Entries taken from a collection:
-- Begin --

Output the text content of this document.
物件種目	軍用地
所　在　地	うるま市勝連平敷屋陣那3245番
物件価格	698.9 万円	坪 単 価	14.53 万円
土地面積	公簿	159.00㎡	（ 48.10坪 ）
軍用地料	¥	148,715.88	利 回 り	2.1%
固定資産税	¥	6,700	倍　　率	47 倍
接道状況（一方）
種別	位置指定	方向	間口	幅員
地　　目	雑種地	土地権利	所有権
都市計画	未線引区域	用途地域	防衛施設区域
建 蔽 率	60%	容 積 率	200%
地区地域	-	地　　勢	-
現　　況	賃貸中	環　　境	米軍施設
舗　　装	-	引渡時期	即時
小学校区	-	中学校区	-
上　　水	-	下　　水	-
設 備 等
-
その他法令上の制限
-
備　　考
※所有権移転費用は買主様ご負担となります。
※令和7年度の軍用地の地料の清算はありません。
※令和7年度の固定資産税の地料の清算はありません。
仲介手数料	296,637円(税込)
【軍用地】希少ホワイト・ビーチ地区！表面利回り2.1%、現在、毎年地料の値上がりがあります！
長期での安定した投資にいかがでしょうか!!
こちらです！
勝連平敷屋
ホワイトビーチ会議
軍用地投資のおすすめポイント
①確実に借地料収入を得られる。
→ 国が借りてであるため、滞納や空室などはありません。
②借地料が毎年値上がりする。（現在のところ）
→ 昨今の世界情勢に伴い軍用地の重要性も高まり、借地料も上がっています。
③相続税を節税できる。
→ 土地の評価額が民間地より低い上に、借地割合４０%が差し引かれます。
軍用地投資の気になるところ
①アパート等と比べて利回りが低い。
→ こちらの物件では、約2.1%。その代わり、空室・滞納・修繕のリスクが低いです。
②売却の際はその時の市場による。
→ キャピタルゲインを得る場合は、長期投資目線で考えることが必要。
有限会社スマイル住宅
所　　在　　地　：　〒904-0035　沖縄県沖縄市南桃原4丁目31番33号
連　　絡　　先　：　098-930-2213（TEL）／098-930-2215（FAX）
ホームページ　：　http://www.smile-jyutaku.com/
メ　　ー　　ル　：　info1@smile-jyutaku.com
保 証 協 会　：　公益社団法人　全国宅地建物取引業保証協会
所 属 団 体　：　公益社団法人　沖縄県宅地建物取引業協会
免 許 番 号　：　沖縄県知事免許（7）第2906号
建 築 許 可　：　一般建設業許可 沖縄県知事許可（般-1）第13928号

-- End --

> **Exercise**: Reproduce the listing above word for word.

> **Result for this task**:
Output the text content of this document.
物件種目	軍用地
所　在　地	うるま市勝連平敷屋陣那3245番
物件価格	698.9 万円	坪 単 価	14.53 万円
土地面積	公簿	159.00㎡	（ 48.10坪 ）
軍用地料	¥	148,715.88	利 回 り	2.1%
固定資産税	¥	6,700	倍　　率	47 倍
接道状況（一方）
種別	位置指定	方向	間口	幅員
地　　目	雑種地	土地権利	所有権
都市計画	未線引区域	用途地域	防衛施設区域
建 蔽 率	60%	容 積 率	200%
地区地域	-	地　　勢	-
現　　況	賃貸中	環　　境	米軍施設
舗　　装	-	引渡時期	即時
小学校区	-	中学校区	-
上　　水	-	下　　水	-
設 備 等
-
その他法令上の制限
-
備　　考
※所有権移転費用は買主様ご負担となります。
※令和7年度の軍用地の地料の清算はありません。
※令和7年度の固定資産税の地料の清算はありません。
仲介手数料	296,637円(税込)
【軍用地】希少ホワイト・ビーチ地区！表面利回り2.1%、現在、毎年地料の値上がりがあります！
長期での安定した投資にいかがでしょうか!!
こちらです！
勝連平敷屋
ホワイトビーチ会議
軍用地投資のおすすめポイント
①確実に借地料収入を得られる。
→ 国が借りてであるため、滞納や空室などはありません。
②借地料が毎年値上がりする。（現在のところ）
→ 昨今の世界情勢に伴い軍用地の重要性も高まり、借地料も上がっています。
③相続税を節税できる。
→ 土地の評価額が民間地より低い上に、借地割合４０%が差し引かれます。
軍用地投資の気になるところ
①アパート等と比べて利回りが低い。
→ こちらの物件では、約2.1%。その代わり、空室・滞納・修繕のリスクが低いです。
②売却の際はその時の市場による。
→ キャピタルゲインを得る場合は、長期投資目線で考えることが必要。
有限会社スマイル住宅
所　　在　　地　：　〒904-0035　沖縄県沖縄市南桃原4丁目31番33号
連　　絡　　先　：　098-930-2213（TEL）／098-930-2215（FAX）
ホームページ　：　http://www.smile-jyutaku.com/
メ　　ー　　ル　：　info1@smile-jyutaku.com
保 証 協 会　：　公益社団法人　全国宅地建物取引業保証協会
所 属 団 体　：　公益社団法人　沖縄県宅地建物取引業協会
免 許 番 号　：　沖縄県知事免許（7）第2906号
建 築 許 可　：　一般建設業許可 沖縄県知事許可（般-1）第13928号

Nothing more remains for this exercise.